_GOAL_
Find and copy every line in the records that includes the string "content".

_PROVIDED DATA_
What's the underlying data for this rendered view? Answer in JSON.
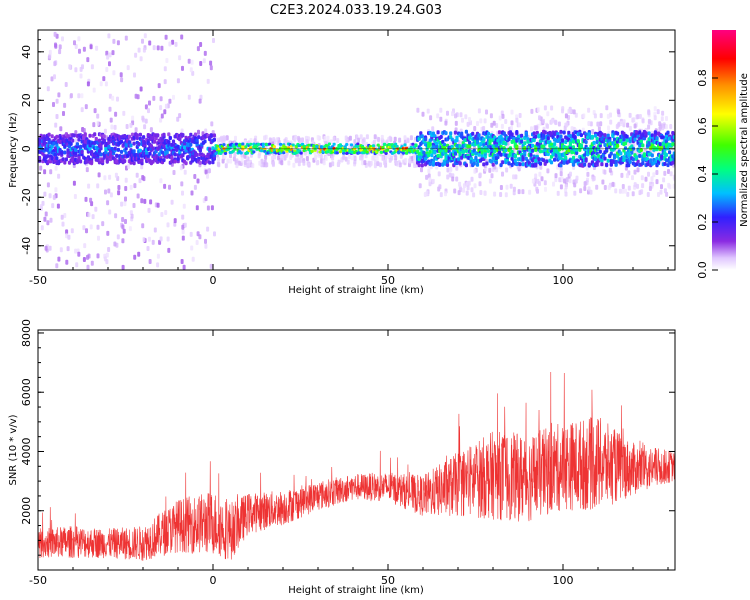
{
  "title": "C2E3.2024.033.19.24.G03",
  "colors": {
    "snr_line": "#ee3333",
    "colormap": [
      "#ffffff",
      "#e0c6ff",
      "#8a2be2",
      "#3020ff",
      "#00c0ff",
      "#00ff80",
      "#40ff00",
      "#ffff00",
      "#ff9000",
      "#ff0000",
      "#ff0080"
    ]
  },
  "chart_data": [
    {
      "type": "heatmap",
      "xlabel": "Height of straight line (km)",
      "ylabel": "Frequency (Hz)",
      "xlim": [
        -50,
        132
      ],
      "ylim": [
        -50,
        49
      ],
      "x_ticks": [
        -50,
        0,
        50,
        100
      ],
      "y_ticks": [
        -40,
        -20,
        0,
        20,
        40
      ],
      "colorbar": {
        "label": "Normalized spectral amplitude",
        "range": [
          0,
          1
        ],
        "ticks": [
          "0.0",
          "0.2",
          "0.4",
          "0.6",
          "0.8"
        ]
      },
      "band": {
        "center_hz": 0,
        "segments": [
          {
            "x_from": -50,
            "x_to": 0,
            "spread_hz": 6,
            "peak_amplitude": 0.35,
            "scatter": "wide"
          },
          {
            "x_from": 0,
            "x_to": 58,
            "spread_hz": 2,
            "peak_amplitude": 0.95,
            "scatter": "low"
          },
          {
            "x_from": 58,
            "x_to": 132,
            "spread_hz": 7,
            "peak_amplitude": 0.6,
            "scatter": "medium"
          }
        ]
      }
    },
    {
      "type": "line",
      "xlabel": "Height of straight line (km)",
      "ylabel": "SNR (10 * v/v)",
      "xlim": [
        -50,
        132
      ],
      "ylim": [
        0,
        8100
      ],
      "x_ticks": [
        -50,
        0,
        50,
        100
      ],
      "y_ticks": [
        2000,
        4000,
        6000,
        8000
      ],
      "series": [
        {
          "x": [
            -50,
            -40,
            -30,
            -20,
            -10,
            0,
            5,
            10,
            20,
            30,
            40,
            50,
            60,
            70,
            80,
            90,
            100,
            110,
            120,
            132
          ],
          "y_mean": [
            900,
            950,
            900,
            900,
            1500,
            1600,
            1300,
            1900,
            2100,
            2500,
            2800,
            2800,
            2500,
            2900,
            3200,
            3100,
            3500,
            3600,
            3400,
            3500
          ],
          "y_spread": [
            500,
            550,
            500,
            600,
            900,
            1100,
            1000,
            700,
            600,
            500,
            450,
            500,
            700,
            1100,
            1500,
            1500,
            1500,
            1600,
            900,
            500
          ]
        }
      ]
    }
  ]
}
==
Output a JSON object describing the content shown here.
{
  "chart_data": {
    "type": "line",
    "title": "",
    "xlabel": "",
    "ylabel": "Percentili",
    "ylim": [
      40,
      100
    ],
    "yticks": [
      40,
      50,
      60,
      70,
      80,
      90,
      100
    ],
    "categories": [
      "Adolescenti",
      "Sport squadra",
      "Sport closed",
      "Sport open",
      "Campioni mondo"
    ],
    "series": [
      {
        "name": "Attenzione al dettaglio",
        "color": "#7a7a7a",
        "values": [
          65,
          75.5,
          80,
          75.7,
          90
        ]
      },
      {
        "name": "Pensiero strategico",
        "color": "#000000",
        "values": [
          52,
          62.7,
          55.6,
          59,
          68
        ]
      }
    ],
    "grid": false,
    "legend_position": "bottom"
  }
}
==
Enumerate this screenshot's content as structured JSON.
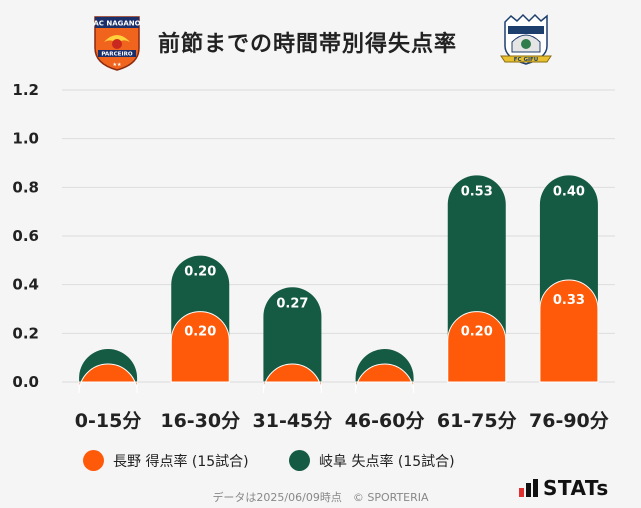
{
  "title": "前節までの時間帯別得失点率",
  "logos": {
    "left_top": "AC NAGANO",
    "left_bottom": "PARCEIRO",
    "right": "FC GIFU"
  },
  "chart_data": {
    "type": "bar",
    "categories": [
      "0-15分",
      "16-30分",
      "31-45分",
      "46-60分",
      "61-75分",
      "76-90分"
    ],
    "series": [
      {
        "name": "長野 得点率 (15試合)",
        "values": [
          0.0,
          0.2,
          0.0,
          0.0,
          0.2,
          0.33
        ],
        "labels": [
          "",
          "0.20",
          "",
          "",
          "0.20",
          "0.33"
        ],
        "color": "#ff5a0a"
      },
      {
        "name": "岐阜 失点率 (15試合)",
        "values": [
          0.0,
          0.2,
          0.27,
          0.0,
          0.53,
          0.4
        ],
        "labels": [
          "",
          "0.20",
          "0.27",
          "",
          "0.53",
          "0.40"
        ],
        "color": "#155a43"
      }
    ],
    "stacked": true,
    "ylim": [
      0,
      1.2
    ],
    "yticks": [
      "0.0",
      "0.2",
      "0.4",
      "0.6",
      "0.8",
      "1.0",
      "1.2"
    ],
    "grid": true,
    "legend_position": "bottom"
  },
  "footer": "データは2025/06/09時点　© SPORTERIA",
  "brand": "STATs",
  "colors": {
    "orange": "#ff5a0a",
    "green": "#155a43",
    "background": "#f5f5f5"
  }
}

_RESULT_
Output a JSON object describing the content shown here.
Enumerate this screenshot's content as structured JSON.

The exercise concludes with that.